───── Provided records ─────

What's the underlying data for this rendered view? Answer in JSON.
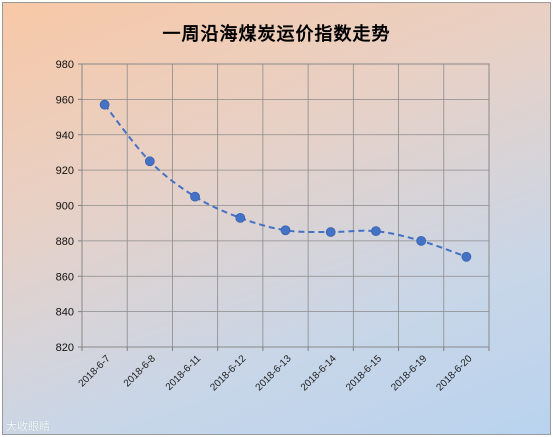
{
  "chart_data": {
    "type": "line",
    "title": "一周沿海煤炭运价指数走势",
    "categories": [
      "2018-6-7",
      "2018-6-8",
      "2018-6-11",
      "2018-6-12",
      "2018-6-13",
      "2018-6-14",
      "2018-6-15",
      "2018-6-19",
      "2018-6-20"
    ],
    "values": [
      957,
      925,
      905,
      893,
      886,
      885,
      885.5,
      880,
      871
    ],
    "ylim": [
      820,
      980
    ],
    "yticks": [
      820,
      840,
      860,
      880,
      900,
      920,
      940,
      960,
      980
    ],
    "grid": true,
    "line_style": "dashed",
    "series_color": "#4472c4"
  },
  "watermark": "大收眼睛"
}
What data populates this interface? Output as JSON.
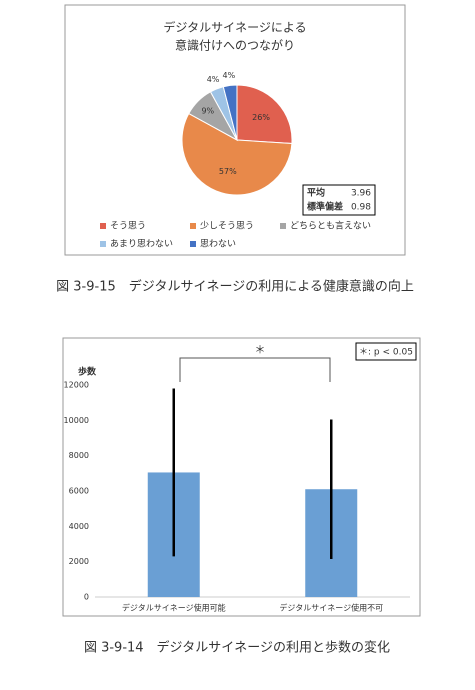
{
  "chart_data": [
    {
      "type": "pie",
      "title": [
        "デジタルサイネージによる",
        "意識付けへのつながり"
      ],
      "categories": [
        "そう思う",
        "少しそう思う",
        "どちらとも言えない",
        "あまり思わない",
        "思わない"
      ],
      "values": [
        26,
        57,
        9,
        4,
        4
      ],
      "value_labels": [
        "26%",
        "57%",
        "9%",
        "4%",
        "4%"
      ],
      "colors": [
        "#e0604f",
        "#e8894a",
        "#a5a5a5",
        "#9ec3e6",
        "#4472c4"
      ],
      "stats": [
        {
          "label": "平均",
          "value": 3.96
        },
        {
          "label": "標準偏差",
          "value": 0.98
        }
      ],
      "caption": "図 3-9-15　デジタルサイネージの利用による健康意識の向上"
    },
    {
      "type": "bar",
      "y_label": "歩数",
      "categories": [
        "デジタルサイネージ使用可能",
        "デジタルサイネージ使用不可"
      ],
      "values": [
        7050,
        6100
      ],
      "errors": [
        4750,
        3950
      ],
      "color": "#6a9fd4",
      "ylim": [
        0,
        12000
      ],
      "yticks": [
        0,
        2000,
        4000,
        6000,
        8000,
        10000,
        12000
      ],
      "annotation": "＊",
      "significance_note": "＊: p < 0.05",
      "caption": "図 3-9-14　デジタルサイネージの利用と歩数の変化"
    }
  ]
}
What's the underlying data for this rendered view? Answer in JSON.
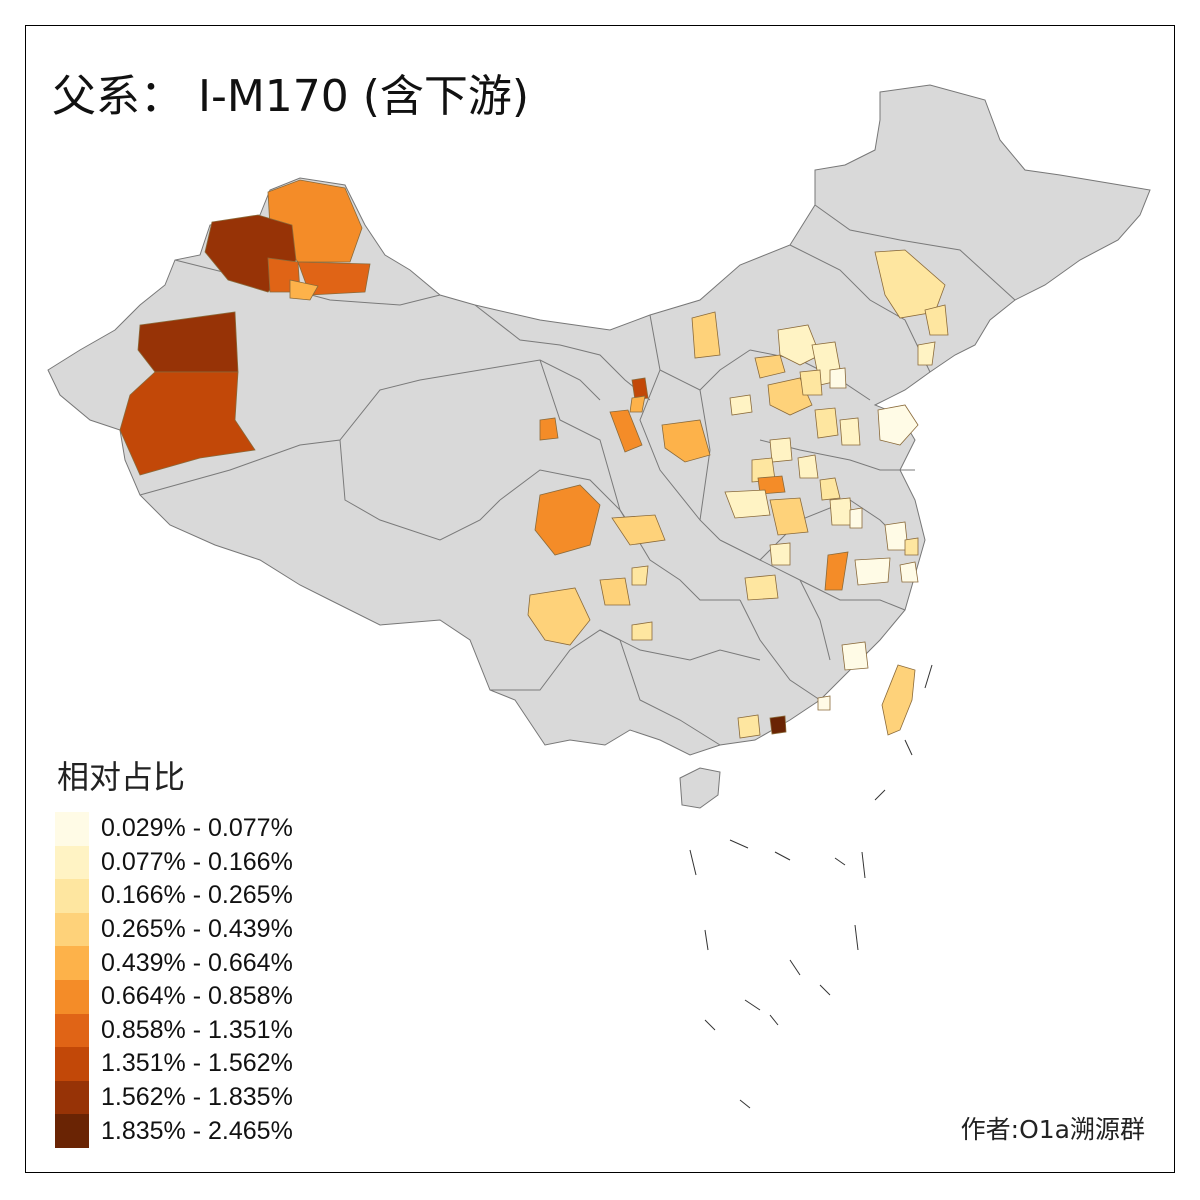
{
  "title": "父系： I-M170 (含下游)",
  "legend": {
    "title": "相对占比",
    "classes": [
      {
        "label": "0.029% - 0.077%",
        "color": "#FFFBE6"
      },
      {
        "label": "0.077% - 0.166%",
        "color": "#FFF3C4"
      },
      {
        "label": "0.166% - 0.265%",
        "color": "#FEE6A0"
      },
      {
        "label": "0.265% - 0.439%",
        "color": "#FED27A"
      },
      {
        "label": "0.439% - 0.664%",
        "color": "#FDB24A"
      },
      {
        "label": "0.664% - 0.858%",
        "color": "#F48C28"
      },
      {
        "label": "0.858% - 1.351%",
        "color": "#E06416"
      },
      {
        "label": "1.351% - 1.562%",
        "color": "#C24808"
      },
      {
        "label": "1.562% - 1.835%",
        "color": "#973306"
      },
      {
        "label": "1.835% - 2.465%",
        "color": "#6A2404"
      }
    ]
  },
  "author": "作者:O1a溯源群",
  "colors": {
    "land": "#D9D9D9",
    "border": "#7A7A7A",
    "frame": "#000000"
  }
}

─────
───── Provided records ─────

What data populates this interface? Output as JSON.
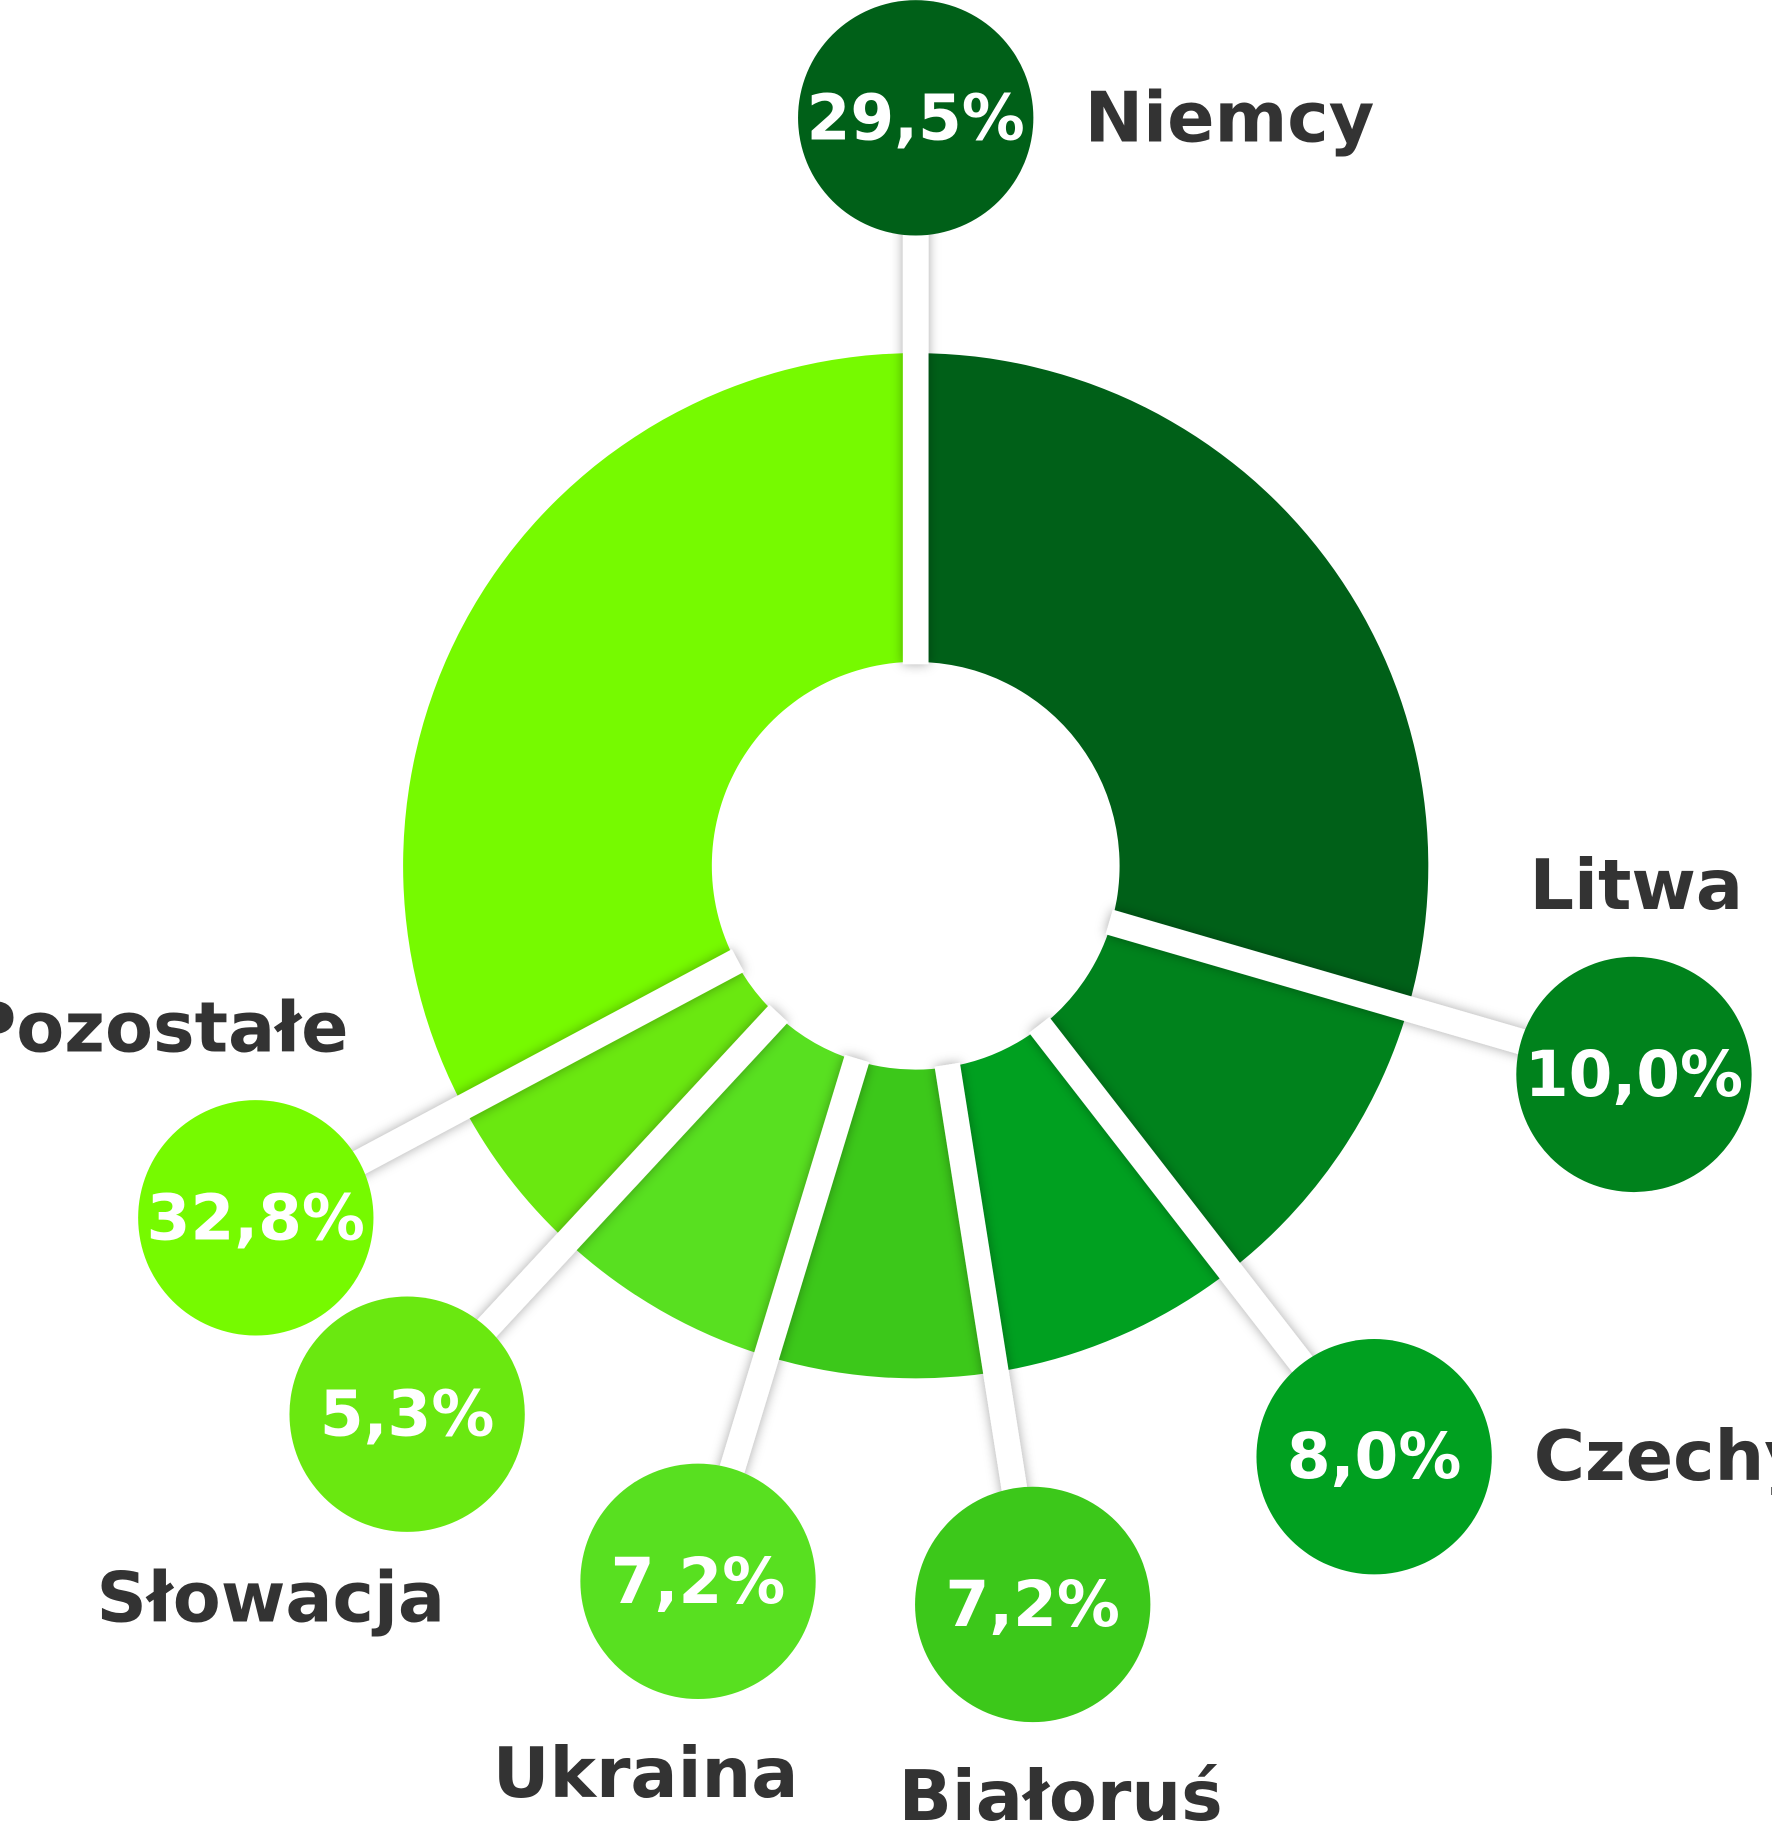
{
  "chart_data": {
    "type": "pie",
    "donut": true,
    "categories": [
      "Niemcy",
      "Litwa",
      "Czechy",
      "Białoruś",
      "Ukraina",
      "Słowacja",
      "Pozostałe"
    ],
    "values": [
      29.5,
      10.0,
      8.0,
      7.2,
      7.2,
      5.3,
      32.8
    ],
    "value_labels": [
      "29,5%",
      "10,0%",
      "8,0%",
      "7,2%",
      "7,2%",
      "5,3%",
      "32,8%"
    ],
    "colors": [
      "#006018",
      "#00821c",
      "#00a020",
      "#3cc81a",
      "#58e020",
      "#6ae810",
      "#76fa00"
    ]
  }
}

─────
───── Provided records ─────

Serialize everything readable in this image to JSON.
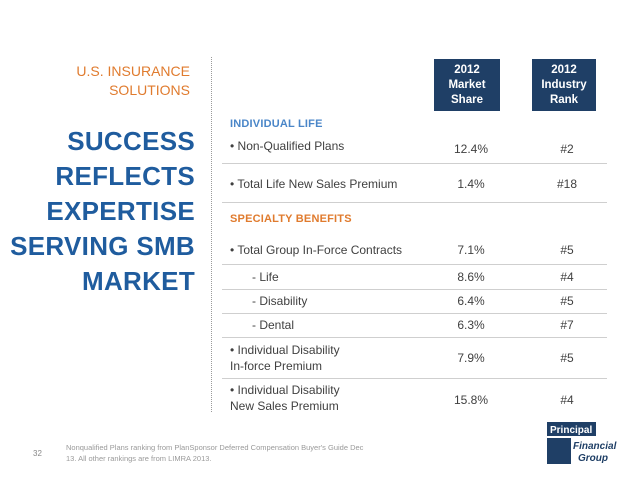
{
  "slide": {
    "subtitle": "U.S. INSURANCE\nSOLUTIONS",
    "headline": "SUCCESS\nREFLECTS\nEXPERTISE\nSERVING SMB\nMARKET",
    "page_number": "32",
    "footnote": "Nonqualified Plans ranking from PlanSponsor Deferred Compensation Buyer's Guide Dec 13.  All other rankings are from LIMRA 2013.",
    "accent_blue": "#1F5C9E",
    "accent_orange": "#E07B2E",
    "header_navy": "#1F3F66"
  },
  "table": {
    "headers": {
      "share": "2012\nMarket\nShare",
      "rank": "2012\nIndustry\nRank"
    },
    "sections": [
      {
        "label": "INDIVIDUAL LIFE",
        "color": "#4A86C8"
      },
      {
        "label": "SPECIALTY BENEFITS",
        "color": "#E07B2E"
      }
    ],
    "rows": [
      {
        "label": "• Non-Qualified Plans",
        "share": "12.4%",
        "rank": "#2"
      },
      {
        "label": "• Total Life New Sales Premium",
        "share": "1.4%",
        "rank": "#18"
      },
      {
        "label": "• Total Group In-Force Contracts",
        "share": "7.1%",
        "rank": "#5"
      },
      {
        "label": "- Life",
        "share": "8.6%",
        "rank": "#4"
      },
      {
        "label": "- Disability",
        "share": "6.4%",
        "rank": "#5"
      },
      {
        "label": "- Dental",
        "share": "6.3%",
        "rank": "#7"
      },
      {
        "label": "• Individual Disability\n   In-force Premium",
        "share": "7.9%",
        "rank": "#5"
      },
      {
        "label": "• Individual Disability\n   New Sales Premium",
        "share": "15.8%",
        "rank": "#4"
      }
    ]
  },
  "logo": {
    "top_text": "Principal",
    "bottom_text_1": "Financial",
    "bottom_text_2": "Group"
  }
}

─────

**Given problem:**
Show all lines from the listing above in which "Sales" appears.

**Result:**
        "label": "• Total Life New Sales Premium",
        "label": "• Individual Disability\n   New Sales Premium",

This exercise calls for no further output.